• EXERCISE AIM: Each line that follows should be printed again exactly as it stands.

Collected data
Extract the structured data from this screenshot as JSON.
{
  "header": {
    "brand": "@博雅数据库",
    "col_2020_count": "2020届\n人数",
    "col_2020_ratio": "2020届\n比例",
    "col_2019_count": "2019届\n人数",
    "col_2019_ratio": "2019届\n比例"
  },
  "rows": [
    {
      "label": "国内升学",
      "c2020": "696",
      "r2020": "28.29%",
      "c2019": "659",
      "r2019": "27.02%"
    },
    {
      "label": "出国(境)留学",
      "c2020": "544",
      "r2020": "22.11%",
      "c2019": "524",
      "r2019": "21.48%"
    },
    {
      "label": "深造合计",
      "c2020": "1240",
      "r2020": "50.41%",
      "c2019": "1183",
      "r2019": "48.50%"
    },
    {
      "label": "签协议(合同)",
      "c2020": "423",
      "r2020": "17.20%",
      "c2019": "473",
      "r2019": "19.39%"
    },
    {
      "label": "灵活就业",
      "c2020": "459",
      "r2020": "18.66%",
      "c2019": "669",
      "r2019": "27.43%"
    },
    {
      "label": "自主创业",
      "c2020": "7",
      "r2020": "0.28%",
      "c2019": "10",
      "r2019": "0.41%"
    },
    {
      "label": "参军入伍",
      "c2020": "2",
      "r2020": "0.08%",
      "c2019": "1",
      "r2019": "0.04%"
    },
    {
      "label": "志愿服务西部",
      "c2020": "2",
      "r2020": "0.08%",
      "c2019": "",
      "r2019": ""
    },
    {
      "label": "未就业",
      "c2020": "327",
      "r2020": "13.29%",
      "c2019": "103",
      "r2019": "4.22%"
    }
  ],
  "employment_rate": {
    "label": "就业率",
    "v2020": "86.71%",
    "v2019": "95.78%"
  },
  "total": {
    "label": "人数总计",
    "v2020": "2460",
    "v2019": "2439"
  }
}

• EXERCISE RESPONSE:
Extract the structured data from this screenshot as JSON.
{
  "header": {
    "brand": "@博雅数据库",
    "col_2020_count": "2020届\n人数",
    "col_2020_ratio": "2020届\n比例",
    "col_2019_count": "2019届\n人数",
    "col_2019_ratio": "2019届\n比例"
  },
  "rows": [
    {
      "label": "国内升学",
      "c2020": "696",
      "r2020": "28.29%",
      "c2019": "659",
      "r2019": "27.02%"
    },
    {
      "label": "出国(境)留学",
      "c2020": "544",
      "r2020": "22.11%",
      "c2019": "524",
      "r2019": "21.48%"
    },
    {
      "label": "深造合计",
      "c2020": "1240",
      "r2020": "50.41%",
      "c2019": "1183",
      "r2019": "48.50%"
    },
    {
      "label": "签协议(合同)",
      "c2020": "423",
      "r2020": "17.20%",
      "c2019": "473",
      "r2019": "19.39%"
    },
    {
      "label": "灵活就业",
      "c2020": "459",
      "r2020": "18.66%",
      "c2019": "669",
      "r2019": "27.43%"
    },
    {
      "label": "自主创业",
      "c2020": "7",
      "r2020": "0.28%",
      "c2019": "10",
      "r2019": "0.41%"
    },
    {
      "label": "参军入伍",
      "c2020": "2",
      "r2020": "0.08%",
      "c2019": "1",
      "r2019": "0.04%"
    },
    {
      "label": "志愿服务西部",
      "c2020": "2",
      "r2020": "0.08%",
      "c2019": "",
      "r2019": ""
    },
    {
      "label": "未就业",
      "c2020": "327",
      "r2020": "13.29%",
      "c2019": "103",
      "r2019": "4.22%"
    }
  ],
  "employment_rate": {
    "label": "就业率",
    "v2020": "86.71%",
    "v2019": "95.78%"
  },
  "total": {
    "label": "人数总计",
    "v2020": "2460",
    "v2019": "2439"
  }
}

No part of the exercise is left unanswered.